*Task objective*
Wherever a line holds the word "ดมาจากการร", copy that line out.

*Provided records*
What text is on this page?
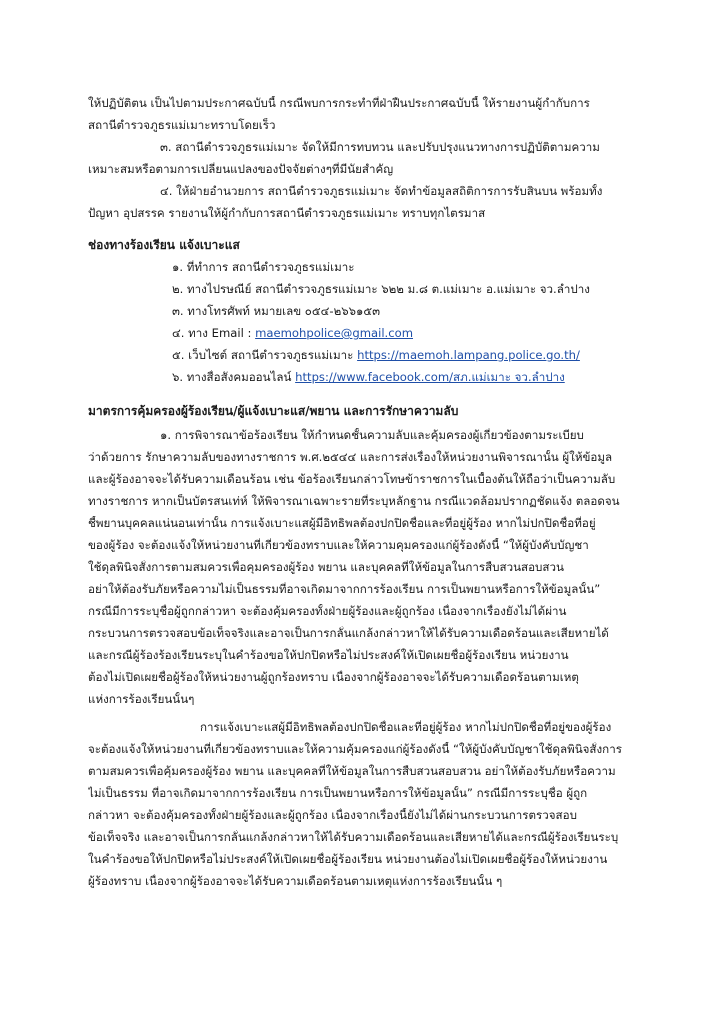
ให้ปฏิบัติตน เป็นไปตามประกาศฉบับนี้ กรณีพบการกระทำที่ฝ่าฝืนประกาศฉบับนี้ ให้รายงานผู้กำกับการ
สถานีตำรวจภูธรแม่เมาะทราบโดยเร็ว
๓. สถานีตำรวจภูธรแม่เมาะ จัดให้มีการทบทวน และปรับปรุงแนวทางการปฏิบัติตามความ
เหมาะสมหรือตามการเปลี่ยนแปลงของปัจจัยต่างๆที่มีนัยสำคัญ
๔. ให้ฝ่ายอำนวยการ สถานีตำรวจภูธรแม่เมาะ จัดทำข้อมูลสถิติการการรับสินบน พร้อมทั้ง
ปัญหา อุปสรรค รายงานให้ผู้กำกับการสถานีตำรวจภูธรแม่เมาะ ทราบทุกไตรมาส
ช่องทางร้องเรียน แจ้งเบาะแส
๑. ที่ทำการ สถานีตำรวจภูธรแม่เมาะ
๒. ทางไปรษณีย์ สถานีตำรวจภูธรแม่เมาะ ๖๒๒ ม.๘ ต.แม่เมาะ อ.แม่เมาะ จว.ลำปาง
๓. ทางโทรศัพท์ หมายเลข ๐๕๔-๒๖๖๑๕๓
๔. ทาง Email : maemohpolice@gmail.com
๕. เว็บไซต์ สถานีตำรวจภูธรแม่เมาะ https://maemoh.lampang.police.go.th/
๖. ทางสื่อสังคมออนไลน์ https://www.facebook.com/สภ.แม่เมาะ จว.ลำปาง
มาตรการคุ้มครองผู้ร้องเรียน/ผู้แจ้งเบาะแส/พยาน และการรักษาความลับ
๑. การพิจารณาข้อร้องเรียน ให้กำหนดชั้นความลับและคุ้มครองผู้เกี่ยวข้องตามระเบียบ
ว่าด้วยการ รักษาความลับของทางราชการ พ.ศ.๒๕๔๔ และการส่งเรื่องให้หน่วยงานพิจารณานั้น ผู้ให้ข้อมูล
และผู้ร้องอาจจะได้รับความเดือนร้อน เช่น ข้อร้องเรียนกล่าวโทษข้าราชการในเบื้องต้นให้ถือว่าเป็นความลับ
ทางราชการ หากเป็นบัตรสนเท่ห์ ให้พิจารณาเฉพาะรายที่ระบุหลักฐาน กรณีแวดล้อมปรากฏชัดแจ้ง ตลอดจน
ชี้พยานบุคคลแน่นอนเท่านั้น การแจ้งเบาะแสผู้มีอิทธิพลต้องปกปิดชื่อและที่อยู่ผู้ร้อง หากไม่ปกปิดชื่อที่อยู่
ของผู้ร้อง จะต้องแจ้งให้หน่วยงานที่เกี่ยวข้องทราบและให้ความคุมครองแก่ผู้ร้องดังนี้ “ให้ผู้บังคับบัญชา
ใช้ดุลพินิจสั่งการตามสมควรเพื่อคุมครองผู้ร้อง พยาน และบุคคลที่ให้ข้อมูลในการสืบสวนสอบสวน
อย่าให้ต้องรับภัยหรือความไม่เป็นธรรมที่อาจเกิดมาจากการร้องเรียน การเป็นพยานหรือการให้ข้อมูลนั้น”
กรณีมีการระบุชื่อผู้ถูกกล่าวหา จะต้องคุ้มครองทั้งฝ่ายผู้ร้องและผู้ถูกร้อง เนื่องจากเรื่องยังไม่ได้ผ่าน
กระบวนการตรวจสอบข้อเท็จจริงและอาจเป็นการกลั่นแกล้งกล่าวหาให้ได้รับความเดือดร้อนและเสียหายได้
และกรณีผู้ร้องร้องเรียนระบุในคำร้องขอให้ปกปิดหรือไม่ประสงค์ให้เปิดเผยชื่อผู้ร้องเรียน หน่วยงาน
ต้องไม่เปิดเผยชื่อผู้ร้องให้หน่วยงานผู้ถูกร้องทราบ เนื่องจากผู้ร้องอาจจะได้รับความเดือดร้อนตามเหตุ
แห่งการร้องเรียนนั้นๆ
การแจ้งเบาะแสผู้มีอิทธิพลต้องปกปิดชื่อและที่อยู่ผู้ร้อง หากไม่ปกปิดชื่อที่อยู่ของผู้ร้อง
จะต้องแจ้งให้หน่วยงานที่เกี่ยวข้องทราบและให้ความคุ้มครองแก่ผู้ร้องดังนี้ “ให้ผู้บังคับบัญชาใช้ดุลพินิจสั่งการ
ตามสมควรเพื่อคุ้มครองผู้ร้อง พยาน และบุคคลที่ให้ข้อมูลในการสืบสวนสอบสวน อย่าให้ต้องรับภัยหรือความ
ไม่เป็นธรรม ที่อาจเกิดมาจากการร้องเรียน การเป็นพยานหรือการให้ข้อมูลนั้น” กรณีมีการระบุชื่อ ผู้ถูก
กล่าวหา จะต้องคุ้มครองทั้งฝ่ายผู้ร้องและผู้ถูกร้อง เนื่องจากเรื่องนี้ยังไม่ได้ผ่านกระบวนการตรวจสอบ
ข้อเท็จจริง และอาจเป็นการกลั่นแกล้งกล่าวหาให้ได้รับความเดือดร้อนและเสียหายได้และกรณีผู้ร้องเรียนระบุ
ในคำร้องขอให้ปกปิดหรือไม่ประสงค์ให้เปิดเผยชื่อผู้ร้องเรียน หน่วยงานต้องไม่เปิดเผยชื่อผู้ร้องให้หน่วยงาน
ผู้ร้องทราบ เนื่องจากผู้ร้องอาจจะได้รับความเดือดร้อนตามเหตุแห่งการร้องเรียนนั้น ๆ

*Task output*
อย่าให้ต้องรับภัยหรือความไม่เป็นธรรมที่อาจเกิดมาจากการร้องเรียน การเป็นพยานหรือการให้ข้อมูลนั้น”
ไม่เป็นธรรม ที่อาจเกิดมาจากการร้องเรียน การเป็นพยานหรือการให้ข้อมูลนั้น” กรณีมีการระบุชื่อ ผู้ถูก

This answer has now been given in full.